* [Текст страницы]:
Тут, в упорной бинарности представления, что «провинциальная наша родина» как-то отстает от Запада, проявляется потенциально новое отношение к постсоветским горизонтам. К комплексу неполноценности перед чужим (т. е. чужеземным) благом. Центральные московские СМИ, к примеру сказать, могут издеваться над аляповатыми вкусами арабских шейхов, которые дерутся за новейшие пассажирские лайнеры на авиашоу, но в глубине души многие из нас хотели бы оказаться на их месте.[184] Это, одним словом, зависть.

Ощущаем свой врожденный провинциализм мы и тогда, когда читаем, как абстрактные объекты той же зависти (скажем, некие обеспеченные немцы) существенно меньше душевных сил тратят на те золотые финтифлюшки, которые нам снятся ночью. Недавно был опубликован список требований немца при покупке машины: 1. Надежность (95 % опрошенных); 2. Расход топлива (90 %); 3. Безопасность (89 %). А где шик, где блеск? Показатели статуса, такие как внешний вид, мощность двигателя, марка или даже бренд, занимают 8-, 11- и 12-е места: «Немцам все вот эти дела: растопыривание пальцев, понты — очень несвойственны».[185]

Очевидна, как это ни печально, связь между ощущением общественного «отставания» и тенденцией понтоваться. Все так и есть, но, как сказал один сетевой мудрец: «Улыбайтесь! Так вы делаете свои зубы беззащитными». Надо добровольно принимать именно этот отсталый, доверчивый и лоховый статус, что так печалит нас. Надо снять свою защиту или потемкинский фасад и с улыбкой выйти в мир риска, потенциала и возможностей. Можно делать это в своей стране и не надо брать пример с чужих культур. Объекты чужих желаний почти всегда разочаровывают, к тому же их всегда будет «маловато». А наша шизофрения, тем не менее, еще тянется:

— Это удовольствие обнимать девушку в брючках от Versace и срывать с нее белье от какого-либо кутюрье!

[Записи ограничивающих рамок]
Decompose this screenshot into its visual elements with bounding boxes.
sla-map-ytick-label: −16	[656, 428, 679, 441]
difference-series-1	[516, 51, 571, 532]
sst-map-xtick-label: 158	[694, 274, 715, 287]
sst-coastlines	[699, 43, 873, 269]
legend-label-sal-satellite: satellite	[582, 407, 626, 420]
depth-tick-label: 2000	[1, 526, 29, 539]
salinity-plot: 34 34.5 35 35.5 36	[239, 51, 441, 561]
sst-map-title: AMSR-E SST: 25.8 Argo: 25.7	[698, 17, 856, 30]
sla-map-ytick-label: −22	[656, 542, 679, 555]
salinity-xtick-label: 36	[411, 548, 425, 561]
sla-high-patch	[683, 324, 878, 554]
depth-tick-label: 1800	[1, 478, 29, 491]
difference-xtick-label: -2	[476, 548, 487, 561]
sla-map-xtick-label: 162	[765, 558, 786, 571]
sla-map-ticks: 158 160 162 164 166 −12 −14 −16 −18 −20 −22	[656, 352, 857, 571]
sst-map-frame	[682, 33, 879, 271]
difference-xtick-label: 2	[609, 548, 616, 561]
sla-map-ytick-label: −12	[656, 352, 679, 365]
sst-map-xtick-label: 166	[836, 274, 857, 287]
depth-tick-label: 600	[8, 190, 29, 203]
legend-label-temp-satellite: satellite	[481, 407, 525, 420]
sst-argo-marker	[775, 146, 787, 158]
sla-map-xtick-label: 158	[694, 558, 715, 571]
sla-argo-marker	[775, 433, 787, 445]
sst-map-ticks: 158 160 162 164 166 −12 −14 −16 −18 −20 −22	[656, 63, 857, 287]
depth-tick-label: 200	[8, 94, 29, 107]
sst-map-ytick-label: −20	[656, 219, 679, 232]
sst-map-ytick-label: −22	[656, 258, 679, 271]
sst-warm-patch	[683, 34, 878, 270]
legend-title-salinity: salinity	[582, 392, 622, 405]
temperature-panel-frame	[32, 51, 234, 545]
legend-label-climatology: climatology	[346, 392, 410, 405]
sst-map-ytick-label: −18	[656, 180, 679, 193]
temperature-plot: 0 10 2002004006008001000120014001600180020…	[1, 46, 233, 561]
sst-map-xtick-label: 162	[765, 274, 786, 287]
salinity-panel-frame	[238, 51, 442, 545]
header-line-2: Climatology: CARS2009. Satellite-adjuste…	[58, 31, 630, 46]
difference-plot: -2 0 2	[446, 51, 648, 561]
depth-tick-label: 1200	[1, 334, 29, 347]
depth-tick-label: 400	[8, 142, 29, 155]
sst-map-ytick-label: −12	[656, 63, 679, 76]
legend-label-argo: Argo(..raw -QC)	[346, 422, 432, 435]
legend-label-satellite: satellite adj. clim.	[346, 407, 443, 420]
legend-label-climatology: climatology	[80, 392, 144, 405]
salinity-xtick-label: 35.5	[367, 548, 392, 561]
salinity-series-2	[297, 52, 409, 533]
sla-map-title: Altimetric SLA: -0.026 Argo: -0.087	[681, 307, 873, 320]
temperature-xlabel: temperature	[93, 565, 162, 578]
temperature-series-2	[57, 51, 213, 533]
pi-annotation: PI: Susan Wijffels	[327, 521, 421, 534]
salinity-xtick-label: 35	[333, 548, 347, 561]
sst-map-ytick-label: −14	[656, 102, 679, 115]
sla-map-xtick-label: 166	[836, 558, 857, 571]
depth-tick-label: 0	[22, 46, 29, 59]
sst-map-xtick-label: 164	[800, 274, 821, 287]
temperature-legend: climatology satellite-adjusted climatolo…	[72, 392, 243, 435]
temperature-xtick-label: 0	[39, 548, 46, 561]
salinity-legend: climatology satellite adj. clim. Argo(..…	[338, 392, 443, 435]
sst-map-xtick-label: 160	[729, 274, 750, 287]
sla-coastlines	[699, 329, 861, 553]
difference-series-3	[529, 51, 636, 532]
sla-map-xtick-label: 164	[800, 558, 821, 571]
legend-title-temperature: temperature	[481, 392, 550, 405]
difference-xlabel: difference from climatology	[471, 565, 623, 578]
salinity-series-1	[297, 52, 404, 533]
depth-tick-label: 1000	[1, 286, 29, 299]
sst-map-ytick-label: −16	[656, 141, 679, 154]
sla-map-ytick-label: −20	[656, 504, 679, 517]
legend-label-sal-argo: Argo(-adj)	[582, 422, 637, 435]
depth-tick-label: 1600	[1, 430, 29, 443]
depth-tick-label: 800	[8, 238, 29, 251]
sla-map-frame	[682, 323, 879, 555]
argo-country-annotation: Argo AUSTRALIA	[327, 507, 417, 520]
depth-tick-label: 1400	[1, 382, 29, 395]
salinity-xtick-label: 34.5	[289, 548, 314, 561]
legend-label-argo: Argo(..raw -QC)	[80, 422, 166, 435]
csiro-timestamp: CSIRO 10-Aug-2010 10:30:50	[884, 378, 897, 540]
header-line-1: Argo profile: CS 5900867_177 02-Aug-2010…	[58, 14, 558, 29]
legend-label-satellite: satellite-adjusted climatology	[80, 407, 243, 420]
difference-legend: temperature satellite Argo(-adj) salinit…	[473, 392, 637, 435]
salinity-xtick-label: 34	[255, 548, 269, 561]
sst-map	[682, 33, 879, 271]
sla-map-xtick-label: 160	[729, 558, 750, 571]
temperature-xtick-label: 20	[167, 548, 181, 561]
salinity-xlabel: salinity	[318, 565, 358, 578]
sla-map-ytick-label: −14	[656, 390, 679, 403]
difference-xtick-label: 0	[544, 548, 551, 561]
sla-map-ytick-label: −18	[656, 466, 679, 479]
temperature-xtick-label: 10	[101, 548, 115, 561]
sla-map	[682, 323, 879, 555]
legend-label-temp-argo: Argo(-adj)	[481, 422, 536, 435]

* [Набор заданий]:
1 - Какое место среди требований немца при покупке машины занимает расход топлива согласно тексту о зависти и понтах?
2 - Перепечатайте из текста о зависти и понтах отрывок с «Тут, в упорной» по «одним словом, зависть.» включительно.

* [Набор ответов]:
1 - Второе место: его назвали 90 % опрошенных.

2 -
Тут, в упорной бинарности представления, что «провинциальная наша родина» как-то отстает от Запада, проявляется потенциально новое отношение к постсоветским горизонтам. К комплексу неполноценности перед чужим (т. е. чужеземным) благом. Центральные московские СМИ, к примеру сказать, могут издеваться над аляповатыми вкусами арабских шейхов, которые дерутся за новейшие пассажирские лайнеры на авиашоу, но в глубине души многие из нас хотели бы оказаться на их месте.[184] Это, одним словом, зависть.